Stored data:
- - -
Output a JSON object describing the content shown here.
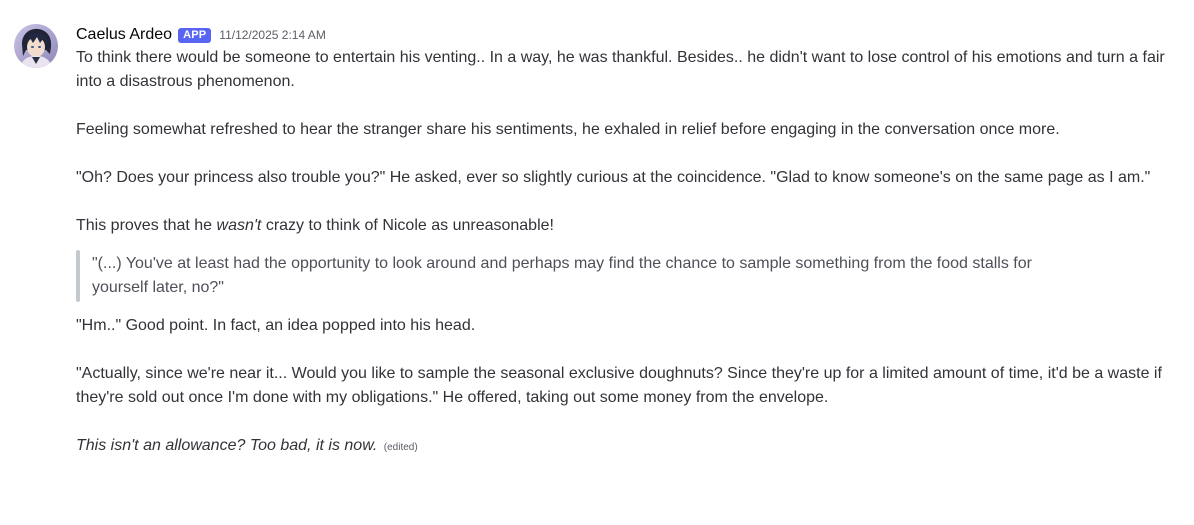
{
  "message": {
    "author": "Caelus Ardeo",
    "badge": "APP",
    "timestamp": "11/12/2025 2:14 AM",
    "paragraphs": {
      "p1": "To think there would be someone to entertain his venting.. In a way, he was thankful. Besides.. he didn't want to lose control of his emotions and turn a fair into a disastrous phenomenon.",
      "p2": "Feeling somewhat refreshed to hear the stranger share his sentiments, he exhaled in relief before engaging in the conversation once more.",
      "p3": "\"Oh? Does your princess also trouble you?\" He asked, ever so slightly curious at the coincidence. \"Glad to know someone's on the same page as I am.\"",
      "p4_before": "This proves that he ",
      "p4_italic": "wasn't",
      "p4_after": " crazy to think of Nicole as unreasonable!",
      "quote": "\"(...)  You've at least had the opportunity to look around and perhaps may find the chance to sample something from the food stalls for yourself later, no?\"",
      "p5": "\"Hm..\" Good point. In fact, an idea popped into his head.",
      "p6": "\"Actually, since we're near it... Would you like to sample the seasonal exclusive doughnuts? Since they're up for a limited amount of time, it'd be a waste if they're sold out once I'm done with my obligations.\" He offered, taking out some money from the envelope.",
      "p7": "This isn't an allowance? Too bad, it is now.",
      "edited": "(edited)"
    },
    "colors": {
      "badge_bg": "#5865f2",
      "text": "#313338",
      "quote_bar": "#c4c9ce"
    }
  }
}
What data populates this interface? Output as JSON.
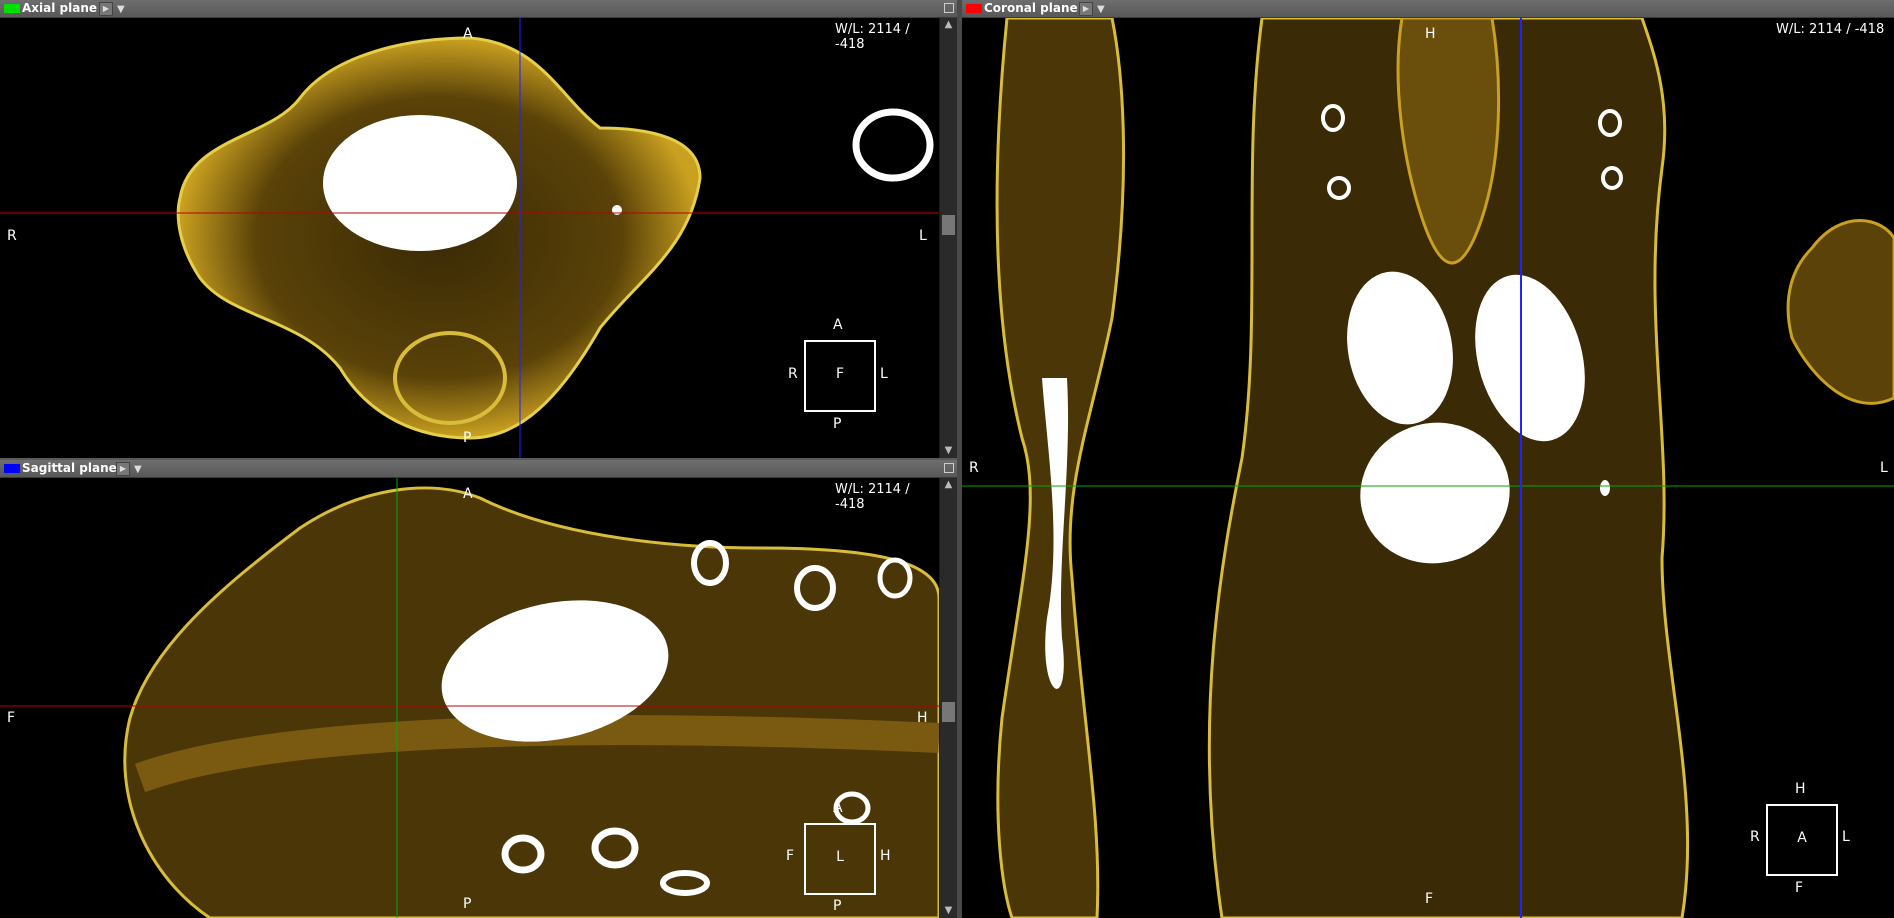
{
  "panes": {
    "axial": {
      "title": "Axial plane",
      "color": "#00e000",
      "wl": "W/L: 2114 / -418",
      "top": "A",
      "bottom": "P",
      "left": "R",
      "right": "L",
      "box": {
        "top": "A",
        "bottom": "P",
        "left": "R",
        "right": "L",
        "center": "F"
      }
    },
    "sagittal": {
      "title": "Sagittal plane",
      "color": "#0000ff",
      "wl": "W/L: 2114 / -418",
      "top": "A",
      "bottom": "P",
      "left": "F",
      "right": "H",
      "box": {
        "top": "A",
        "bottom": "P",
        "left": "F",
        "right": "H",
        "center": "L"
      }
    },
    "coronal": {
      "title": "Coronal plane",
      "color": "#ff0000",
      "wl": "W/L: 2114 / -418",
      "top": "H",
      "bottom": "F",
      "left": "R",
      "right": "L",
      "box": {
        "top": "H",
        "bottom": "F",
        "left": "R",
        "right": "L",
        "center": "A"
      }
    }
  },
  "icons": {
    "play": "play-icon",
    "dropdown": "chevron-down-icon",
    "maximize": "maximize-icon"
  }
}
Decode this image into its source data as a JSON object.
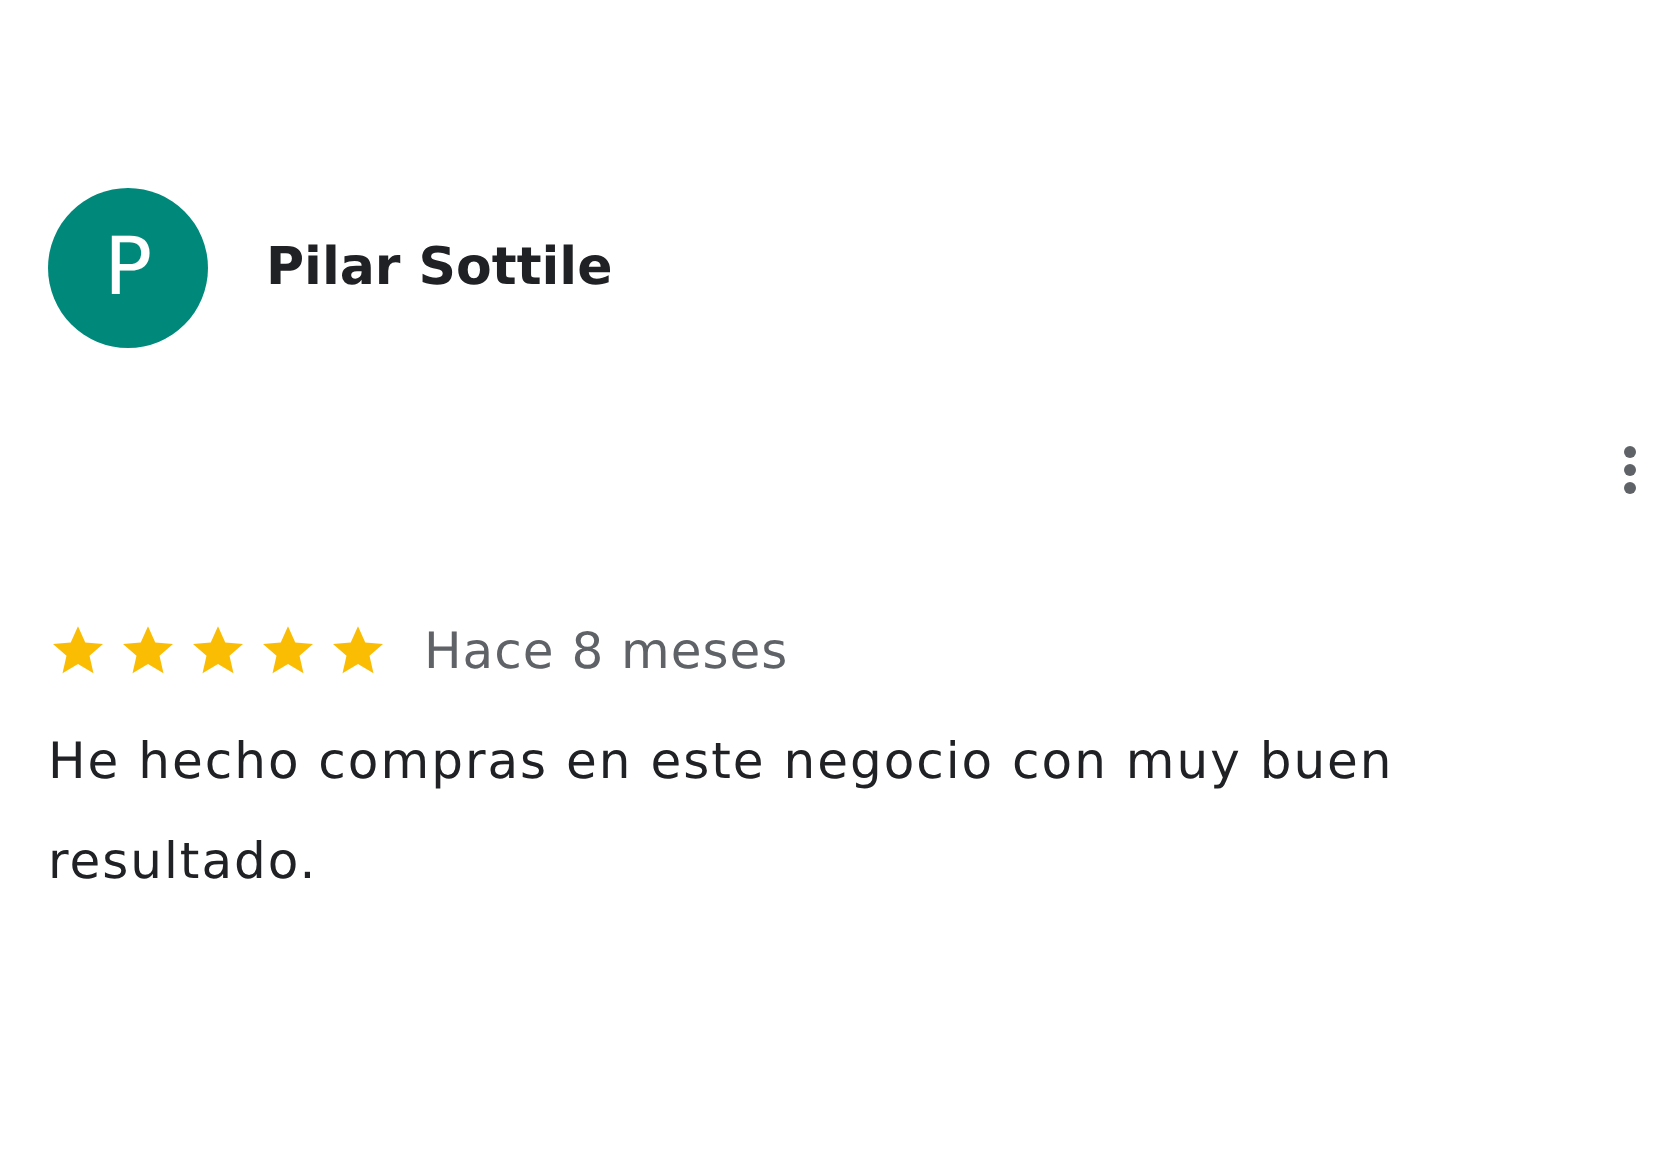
{
  "review": {
    "avatar_letter": "P",
    "color": "#00897b",
    "author": "Pilar Sottile",
    "stars": 5,
    "time": "Hace 8 meses",
    "text": "He hecho compras en este negocio con muy buen resultado."
  }
}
- - -
• WHAT YOU NEED TO DO: Go back to the records above and write them out exactly, without the pictures.

• COMPLETE RESPONSE:
Output a JSON object describing the content shown here.
{
  "message": {
    "author": "Caelus Ardeo",
    "badge": "APP",
    "timestamp": "11/12/2025 2:14 AM",
    "paragraphs": {
      "p1": "To think there would be someone to entertain his venting.. In a way, he was thankful. Besides.. he didn't want to lose control of his emotions and turn a fair into a disastrous phenomenon.",
      "p2": "Feeling somewhat refreshed to hear the stranger share his sentiments, he exhaled in relief before engaging in the conversation once more.",
      "p3": "\"Oh? Does your princess also trouble you?\" He asked, ever so slightly curious at the coincidence. \"Glad to know someone's on the same page as I am.\"",
      "p4_before": "This proves that he ",
      "p4_italic": "wasn't",
      "p4_after": " crazy to think of Nicole as unreasonable!",
      "quote": "\"(...)  You've at least had the opportunity to look around and perhaps may find the chance to sample something from the food stalls for yourself later, no?\"",
      "p5": "\"Hm..\" Good point. In fact, an idea popped into his head.",
      "p6": "\"Actually, since we're near it... Would you like to sample the seasonal exclusive doughnuts? Since they're up for a limited amount of time, it'd be a waste if they're sold out once I'm done with my obligations.\" He offered, taking out some money from the envelope.",
      "p7": "This isn't an allowance? Too bad, it is now.",
      "edited": "(edited)"
    },
    "colors": {
      "badge_bg": "#5865f2",
      "text": "#313338",
      "quote_bar": "#c4c9ce"
    }
  }
}
What data populates this interface? Output as JSON.
{
  "panes": {
    "axial": {
      "title": "Axial plane",
      "color": "#00e000",
      "wl": "W/L: 2114 / -418",
      "top": "A",
      "bottom": "P",
      "left": "R",
      "right": "L",
      "box": {
        "top": "A",
        "bottom": "P",
        "left": "R",
        "right": "L",
        "center": "F"
      }
    },
    "sagittal": {
      "title": "Sagittal plane",
      "color": "#0000ff",
      "wl": "W/L: 2114 / -418",
      "top": "A",
      "bottom": "P",
      "left": "F",
      "right": "H",
      "box": {
        "top": "A",
        "bottom": "P",
        "left": "F",
        "right": "H",
        "center": "L"
      }
    },
    "coronal": {
      "title": "Coronal plane",
      "color": "#ff0000",
      "wl": "W/L: 2114 / -418",
      "top": "H",
      "bottom": "F",
      "left": "R",
      "right": "L",
      "box": {
        "top": "H",
        "bottom": "F",
        "left": "R",
        "right": "L",
        "center": "A"
      }
    }
  },
  "icons": {
    "play": "play-icon",
    "dropdown": "chevron-down-icon",
    "maximize": "maximize-icon"
  }
}
Decode this image into its source data as a JSON object.
{
  "review": {
    "avatar_letter": "P",
    "color": "#00897b",
    "author": "Pilar Sottile",
    "stars": 5,
    "time": "Hace 8 meses",
    "text": "He hecho compras en este negocio con muy buen resultado."
  }
}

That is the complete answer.